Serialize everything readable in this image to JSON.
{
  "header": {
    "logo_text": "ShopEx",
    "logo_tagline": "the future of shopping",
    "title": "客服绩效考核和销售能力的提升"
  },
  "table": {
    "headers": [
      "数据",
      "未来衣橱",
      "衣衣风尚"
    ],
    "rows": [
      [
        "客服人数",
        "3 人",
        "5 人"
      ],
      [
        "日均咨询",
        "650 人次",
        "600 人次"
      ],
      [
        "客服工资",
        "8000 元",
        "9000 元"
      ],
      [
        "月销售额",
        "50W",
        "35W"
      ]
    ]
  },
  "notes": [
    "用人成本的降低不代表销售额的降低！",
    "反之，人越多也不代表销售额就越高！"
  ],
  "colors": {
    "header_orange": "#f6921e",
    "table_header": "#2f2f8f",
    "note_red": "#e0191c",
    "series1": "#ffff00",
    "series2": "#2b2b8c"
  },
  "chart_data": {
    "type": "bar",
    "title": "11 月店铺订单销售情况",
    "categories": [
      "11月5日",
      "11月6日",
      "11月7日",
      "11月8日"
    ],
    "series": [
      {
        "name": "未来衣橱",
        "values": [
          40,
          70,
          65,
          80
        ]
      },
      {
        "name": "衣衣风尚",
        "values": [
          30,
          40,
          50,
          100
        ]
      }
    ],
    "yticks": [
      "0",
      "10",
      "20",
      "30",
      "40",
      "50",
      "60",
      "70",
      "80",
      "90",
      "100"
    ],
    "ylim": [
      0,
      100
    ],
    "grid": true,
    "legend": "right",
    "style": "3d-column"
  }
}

=-=-=

Copy out each line above, character for character.

Serialize everything readable in this image to JSON.
{
  "header": {
    "logo_text": "ShopEx",
    "logo_tagline": "the future of shopping",
    "title": "客服绩效考核和销售能力的提升"
  },
  "table": {
    "headers": [
      "数据",
      "未来衣橱",
      "衣衣风尚"
    ],
    "rows": [
      [
        "客服人数",
        "3 人",
        "5 人"
      ],
      [
        "日均咨询",
        "650 人次",
        "600 人次"
      ],
      [
        "客服工资",
        "8000 元",
        "9000 元"
      ],
      [
        "月销售额",
        "50W",
        "35W"
      ]
    ]
  },
  "notes": [
    "用人成本的降低不代表销售额的降低！",
    "反之，人越多也不代表销售额就越高！"
  ],
  "colors": {
    "header_orange": "#f6921e",
    "table_header": "#2f2f8f",
    "note_red": "#e0191c",
    "series1": "#ffff00",
    "series2": "#2b2b8c"
  },
  "chart_data": {
    "type": "bar",
    "title": "11 月店铺订单销售情况",
    "categories": [
      "11月5日",
      "11月6日",
      "11月7日",
      "11月8日"
    ],
    "series": [
      {
        "name": "未来衣橱",
        "values": [
          40,
          70,
          65,
          80
        ]
      },
      {
        "name": "衣衣风尚",
        "values": [
          30,
          40,
          50,
          100
        ]
      }
    ],
    "yticks": [
      "0",
      "10",
      "20",
      "30",
      "40",
      "50",
      "60",
      "70",
      "80",
      "90",
      "100"
    ],
    "ylim": [
      0,
      100
    ],
    "grid": true,
    "legend": "right",
    "style": "3d-column"
  }
}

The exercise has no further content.